EXERCISE DIRECTIONS
Write out the whole listing again, exactly as given.

DATA TO PROCESS
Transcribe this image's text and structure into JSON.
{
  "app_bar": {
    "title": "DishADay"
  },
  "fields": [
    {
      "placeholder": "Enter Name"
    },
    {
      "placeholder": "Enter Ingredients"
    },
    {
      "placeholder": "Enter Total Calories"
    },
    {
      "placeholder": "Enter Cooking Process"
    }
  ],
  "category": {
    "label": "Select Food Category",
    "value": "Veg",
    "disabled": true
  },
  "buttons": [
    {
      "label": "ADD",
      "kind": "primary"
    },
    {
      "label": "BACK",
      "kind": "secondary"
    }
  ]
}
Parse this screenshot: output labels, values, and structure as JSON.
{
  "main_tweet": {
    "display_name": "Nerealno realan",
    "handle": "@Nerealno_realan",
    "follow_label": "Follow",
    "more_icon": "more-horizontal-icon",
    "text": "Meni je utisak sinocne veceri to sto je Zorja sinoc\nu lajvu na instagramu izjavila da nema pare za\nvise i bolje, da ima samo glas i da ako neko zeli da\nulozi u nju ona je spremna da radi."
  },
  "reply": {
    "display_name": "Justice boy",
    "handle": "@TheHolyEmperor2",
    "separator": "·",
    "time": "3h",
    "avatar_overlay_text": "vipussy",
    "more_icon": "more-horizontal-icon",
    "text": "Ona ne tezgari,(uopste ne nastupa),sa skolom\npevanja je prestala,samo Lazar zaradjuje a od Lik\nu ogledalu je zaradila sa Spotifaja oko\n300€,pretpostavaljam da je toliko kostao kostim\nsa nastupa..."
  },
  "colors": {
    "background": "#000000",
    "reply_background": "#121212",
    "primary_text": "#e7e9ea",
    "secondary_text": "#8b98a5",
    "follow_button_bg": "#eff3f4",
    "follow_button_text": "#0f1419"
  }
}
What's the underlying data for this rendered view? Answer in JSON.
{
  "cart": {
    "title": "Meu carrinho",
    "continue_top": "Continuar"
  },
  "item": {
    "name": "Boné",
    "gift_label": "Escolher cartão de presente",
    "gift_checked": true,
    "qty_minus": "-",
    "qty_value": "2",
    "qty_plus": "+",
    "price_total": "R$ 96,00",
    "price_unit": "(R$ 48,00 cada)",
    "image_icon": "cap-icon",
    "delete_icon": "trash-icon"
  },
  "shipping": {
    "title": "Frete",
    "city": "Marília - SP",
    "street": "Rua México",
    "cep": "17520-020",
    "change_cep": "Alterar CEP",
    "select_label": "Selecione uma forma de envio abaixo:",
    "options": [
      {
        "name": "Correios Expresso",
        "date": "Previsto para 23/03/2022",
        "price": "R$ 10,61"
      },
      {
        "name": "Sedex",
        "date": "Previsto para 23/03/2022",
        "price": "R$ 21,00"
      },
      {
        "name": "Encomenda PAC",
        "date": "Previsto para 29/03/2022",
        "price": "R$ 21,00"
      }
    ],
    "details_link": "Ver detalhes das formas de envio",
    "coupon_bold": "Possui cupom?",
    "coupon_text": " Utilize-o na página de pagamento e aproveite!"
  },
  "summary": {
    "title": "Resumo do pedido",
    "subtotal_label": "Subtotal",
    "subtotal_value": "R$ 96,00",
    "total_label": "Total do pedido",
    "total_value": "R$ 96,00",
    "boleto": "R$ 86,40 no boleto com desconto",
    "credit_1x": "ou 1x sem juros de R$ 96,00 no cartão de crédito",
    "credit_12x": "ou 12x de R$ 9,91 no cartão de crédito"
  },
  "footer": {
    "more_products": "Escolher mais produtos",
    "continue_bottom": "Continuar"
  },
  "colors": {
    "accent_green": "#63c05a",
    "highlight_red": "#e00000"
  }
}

EXERCISE SOLUTION
Transcribe this image's text and structure into JSON.
{
  "app_bar": {
    "title": "DishADay"
  },
  "fields": [
    {
      "placeholder": "Enter Name"
    },
    {
      "placeholder": "Enter Ingredients"
    },
    {
      "placeholder": "Enter Total Calories"
    },
    {
      "placeholder": "Enter Cooking Process"
    }
  ],
  "category": {
    "label": "Select Food Category",
    "value": "Veg",
    "disabled": true
  },
  "buttons": [
    {
      "label": "ADD",
      "kind": "primary"
    },
    {
      "label": "BACK",
      "kind": "secondary"
    }
  ]
}
Parse this screenshot: output labels, values, and structure as JSON.
{
  "main_tweet": {
    "display_name": "Nerealno realan",
    "handle": "@Nerealno_realan",
    "follow_label": "Follow",
    "more_icon": "more-horizontal-icon",
    "text": "Meni je utisak sinocne veceri to sto je Zorja sinoc\nu lajvu na instagramu izjavila da nema pare za\nvise i bolje, da ima samo glas i da ako neko zeli da\nulozi u nju ona je spremna da radi."
  },
  "reply": {
    "display_name": "Justice boy",
    "handle": "@TheHolyEmperor2",
    "separator": "·",
    "time": "3h",
    "avatar_overlay_text": "vipussy",
    "more_icon": "more-horizontal-icon",
    "text": "Ona ne tezgari,(uopste ne nastupa),sa skolom\npevanja je prestala,samo Lazar zaradjuje a od Lik\nu ogledalu je zaradila sa Spotifaja oko\n300€,pretpostavaljam da je toliko kostao kostim\nsa nastupa..."
  },
  "colors": {
    "background": "#000000",
    "reply_background": "#121212",
    "primary_text": "#e7e9ea",
    "secondary_text": "#8b98a5",
    "follow_button_bg": "#eff3f4",
    "follow_button_text": "#0f1419"
  }
}
What's the underlying data for this rendered view? Answer in JSON.
{
  "cart": {
    "title": "Meu carrinho",
    "continue_top": "Continuar"
  },
  "item": {
    "name": "Boné",
    "gift_label": "Escolher cartão de presente",
    "gift_checked": true,
    "qty_minus": "-",
    "qty_value": "2",
    "qty_plus": "+",
    "price_total": "R$ 96,00",
    "price_unit": "(R$ 48,00 cada)",
    "image_icon": "cap-icon",
    "delete_icon": "trash-icon"
  },
  "shipping": {
    "title": "Frete",
    "city": "Marília - SP",
    "street": "Rua México",
    "cep": "17520-020",
    "change_cep": "Alterar CEP",
    "select_label": "Selecione uma forma de envio abaixo:",
    "options": [
      {
        "name": "Correios Expresso",
        "date": "Previsto para 23/03/2022",
        "price": "R$ 10,61"
      },
      {
        "name": "Sedex",
        "date": "Previsto para 23/03/2022",
        "price": "R$ 21,00"
      },
      {
        "name": "Encomenda PAC",
        "date": "Previsto para 29/03/2022",
        "price": "R$ 21,00"
      }
    ],
    "details_link": "Ver detalhes das formas de envio",
    "coupon_bold": "Possui cupom?",
    "coupon_text": " Utilize-o na página de pagamento e aproveite!"
  },
  "summary": {
    "title": "Resumo do pedido",
    "subtotal_label": "Subtotal",
    "subtotal_value": "R$ 96,00",
    "total_label": "Total do pedido",
    "total_value": "R$ 96,00",
    "boleto": "R$ 86,40 no boleto com desconto",
    "credit_1x": "ou 1x sem juros de R$ 96,00 no cartão de crédito",
    "credit_12x": "ou 12x de R$ 9,91 no cartão de crédito"
  },
  "footer": {
    "more_products": "Escolher mais produtos",
    "continue_bottom": "Continuar"
  },
  "colors": {
    "accent_green": "#63c05a",
    "highlight_red": "#e00000"
  }
}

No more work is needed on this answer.